Record extracts —
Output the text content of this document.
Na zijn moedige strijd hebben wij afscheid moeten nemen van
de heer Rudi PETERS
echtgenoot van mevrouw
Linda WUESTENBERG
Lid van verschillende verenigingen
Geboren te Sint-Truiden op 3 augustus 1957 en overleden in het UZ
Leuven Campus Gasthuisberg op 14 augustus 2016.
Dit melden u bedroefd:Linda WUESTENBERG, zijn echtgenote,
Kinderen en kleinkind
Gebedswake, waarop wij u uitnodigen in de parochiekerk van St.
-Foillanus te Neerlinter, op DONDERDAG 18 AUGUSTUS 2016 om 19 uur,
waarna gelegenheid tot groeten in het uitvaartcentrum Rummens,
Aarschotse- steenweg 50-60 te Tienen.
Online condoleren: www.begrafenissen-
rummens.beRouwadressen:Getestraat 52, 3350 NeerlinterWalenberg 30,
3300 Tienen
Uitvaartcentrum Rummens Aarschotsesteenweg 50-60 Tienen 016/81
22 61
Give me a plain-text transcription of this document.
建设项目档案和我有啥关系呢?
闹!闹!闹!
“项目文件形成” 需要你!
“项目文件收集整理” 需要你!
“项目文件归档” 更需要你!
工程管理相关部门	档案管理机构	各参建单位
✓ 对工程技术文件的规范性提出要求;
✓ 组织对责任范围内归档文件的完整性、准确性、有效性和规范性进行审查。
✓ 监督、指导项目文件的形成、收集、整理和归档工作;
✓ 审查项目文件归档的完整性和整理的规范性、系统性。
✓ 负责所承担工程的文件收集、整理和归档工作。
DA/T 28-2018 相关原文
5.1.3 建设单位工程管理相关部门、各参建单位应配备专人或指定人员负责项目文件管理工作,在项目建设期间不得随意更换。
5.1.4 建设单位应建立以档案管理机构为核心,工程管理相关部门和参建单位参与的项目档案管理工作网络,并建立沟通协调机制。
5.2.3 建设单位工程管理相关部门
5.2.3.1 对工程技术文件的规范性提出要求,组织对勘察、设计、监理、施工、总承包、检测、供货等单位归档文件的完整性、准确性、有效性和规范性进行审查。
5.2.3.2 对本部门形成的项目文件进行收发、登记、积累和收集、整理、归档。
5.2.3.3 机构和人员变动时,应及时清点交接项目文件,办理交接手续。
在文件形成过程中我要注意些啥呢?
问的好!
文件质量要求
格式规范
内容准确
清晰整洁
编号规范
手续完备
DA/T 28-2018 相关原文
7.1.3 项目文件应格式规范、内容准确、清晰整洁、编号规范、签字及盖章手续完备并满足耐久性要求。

Aim —
Quote the data in full, keeping each word unchanged.

Result below —
Output the text content of this document.
Na zijn moedige strijd hebben wij afscheid moeten nemen van
de heer Rudi PETERS
echtgenoot van mevrouw
Linda WUESTENBERG
Lid van verschillende verenigingen
Geboren te Sint-Truiden op 3 augustus 1957 en overleden in het UZ
Leuven Campus Gasthuisberg op 14 augustus 2016.
Dit melden u bedroefd:Linda WUESTENBERG, zijn echtgenote,
Kinderen en kleinkind
Gebedswake, waarop wij u uitnodigen in de parochiekerk van St.
-Foillanus te Neerlinter, op DONDERDAG 18 AUGUSTUS 2016 om 19 uur,
waarna gelegenheid tot groeten in het uitvaartcentrum Rummens,
Aarschotse- steenweg 50-60 te Tienen.
Online condoleren: www.begrafenissen-
rummens.beRouwadressen:Getestraat 52, 3350 NeerlinterWalenberg 30,
3300 Tienen
Uitvaartcentrum Rummens Aarschotsesteenweg 50-60 Tienen 016/81
22 61
Give me a plain-text transcription of this document.
建设项目档案和我有啥关系呢?
闹!闹!闹!
“项目文件形成” 需要你!
“项目文件收集整理” 需要你!
“项目文件归档” 更需要你!
工程管理相关部门	档案管理机构	各参建单位
✓ 对工程技术文件的规范性提出要求;
✓ 组织对责任范围内归档文件的完整性、准确性、有效性和规范性进行审查。
✓ 监督、指导项目文件的形成、收集、整理和归档工作;
✓ 审查项目文件归档的完整性和整理的规范性、系统性。
✓ 负责所承担工程的文件收集、整理和归档工作。
DA/T 28-2018 相关原文
5.1.3 建设单位工程管理相关部门、各参建单位应配备专人或指定人员负责项目文件管理工作,在项目建设期间不得随意更换。
5.1.4 建设单位应建立以档案管理机构为核心,工程管理相关部门和参建单位参与的项目档案管理工作网络,并建立沟通协调机制。
5.2.3 建设单位工程管理相关部门
5.2.3.1 对工程技术文件的规范性提出要求,组织对勘察、设计、监理、施工、总承包、检测、供货等单位归档文件的完整性、准确性、有效性和规范性进行审查。
5.2.3.2 对本部门形成的项目文件进行收发、登记、积累和收集、整理、归档。
5.2.3.3 机构和人员变动时,应及时清点交接项目文件,办理交接手续。
在文件形成过程中我要注意些啥呢?
问的好!
文件质量要求
格式规范
内容准确
清晰整洁
编号规范
手续完备
DA/T 28-2018 相关原文
7.1.3 项目文件应格式规范、内容准确、清晰整洁、编号规范、签字及盖章手续完备并满足耐久性要求。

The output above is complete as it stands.